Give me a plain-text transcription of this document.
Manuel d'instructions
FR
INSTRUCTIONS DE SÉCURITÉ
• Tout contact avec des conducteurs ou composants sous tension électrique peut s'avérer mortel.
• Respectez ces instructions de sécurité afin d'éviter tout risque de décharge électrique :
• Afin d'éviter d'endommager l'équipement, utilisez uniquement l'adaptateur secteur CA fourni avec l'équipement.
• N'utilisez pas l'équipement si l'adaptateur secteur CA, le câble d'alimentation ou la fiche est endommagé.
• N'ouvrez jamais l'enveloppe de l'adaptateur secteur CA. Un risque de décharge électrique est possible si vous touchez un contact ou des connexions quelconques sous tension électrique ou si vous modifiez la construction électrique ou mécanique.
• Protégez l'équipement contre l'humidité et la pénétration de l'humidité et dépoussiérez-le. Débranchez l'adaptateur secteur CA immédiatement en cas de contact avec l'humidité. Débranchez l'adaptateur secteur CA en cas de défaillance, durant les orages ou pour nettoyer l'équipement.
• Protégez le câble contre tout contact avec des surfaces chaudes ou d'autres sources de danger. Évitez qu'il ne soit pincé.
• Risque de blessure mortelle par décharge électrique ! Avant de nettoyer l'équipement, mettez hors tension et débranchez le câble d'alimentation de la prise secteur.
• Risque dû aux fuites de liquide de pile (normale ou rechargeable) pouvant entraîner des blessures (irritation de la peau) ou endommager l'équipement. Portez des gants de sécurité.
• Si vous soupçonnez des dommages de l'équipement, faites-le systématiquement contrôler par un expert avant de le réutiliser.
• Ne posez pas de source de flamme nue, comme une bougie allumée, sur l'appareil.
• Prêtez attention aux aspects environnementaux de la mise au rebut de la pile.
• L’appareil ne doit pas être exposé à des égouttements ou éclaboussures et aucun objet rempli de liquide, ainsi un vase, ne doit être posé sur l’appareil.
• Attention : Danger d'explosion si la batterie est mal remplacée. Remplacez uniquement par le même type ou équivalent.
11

- _What to produce_
Take the data above and return it exactly.

- _Answer to this problem_
Give me a plain-text transcription of this document.
Manuel d'instructions
FR
INSTRUCTIONS DE SÉCURITÉ
• Tout contact avec des conducteurs ou composants sous tension électrique peut s'avérer mortel.
• Respectez ces instructions de sécurité afin d'éviter tout risque de décharge électrique :
• Afin d'éviter d'endommager l'équipement, utilisez uniquement l'adaptateur secteur CA fourni avec l'équipement.
• N'utilisez pas l'équipement si l'adaptateur secteur CA, le câble d'alimentation ou la fiche est endommagé.
• N'ouvrez jamais l'enveloppe de l'adaptateur secteur CA. Un risque de décharge électrique est possible si vous touchez un contact ou des connexions quelconques sous tension électrique ou si vous modifiez la construction électrique ou mécanique.
• Protégez l'équipement contre l'humidité et la pénétration de l'humidité et dépoussiérez-le. Débranchez l'adaptateur secteur CA immédiatement en cas de contact avec l'humidité. Débranchez l'adaptateur secteur CA en cas de défaillance, durant les orages ou pour nettoyer l'équipement.
• Protégez le câble contre tout contact avec des surfaces chaudes ou d'autres sources de danger. Évitez qu'il ne soit pincé.
• Risque de blessure mortelle par décharge électrique ! Avant de nettoyer l'équipement, mettez hors tension et débranchez le câble d'alimentation de la prise secteur.
• Risque dû aux fuites de liquide de pile (normale ou rechargeable) pouvant entraîner des blessures (irritation de la peau) ou endommager l'équipement. Portez des gants de sécurité.
• Si vous soupçonnez des dommages de l'équipement, faites-le systématiquement contrôler par un expert avant de le réutiliser.
• Ne posez pas de source de flamme nue, comme une bougie allumée, sur l'appareil.
• Prêtez attention aux aspects environnementaux de la mise au rebut de la pile.
• L’appareil ne doit pas être exposé à des égouttements ou éclaboussures et aucun objet rempli de liquide, ainsi un vase, ne doit être posé sur l’appareil.
• Attention : Danger d'explosion si la batterie est mal remplacée. Remplacez uniquement par le même type ou équivalent.
11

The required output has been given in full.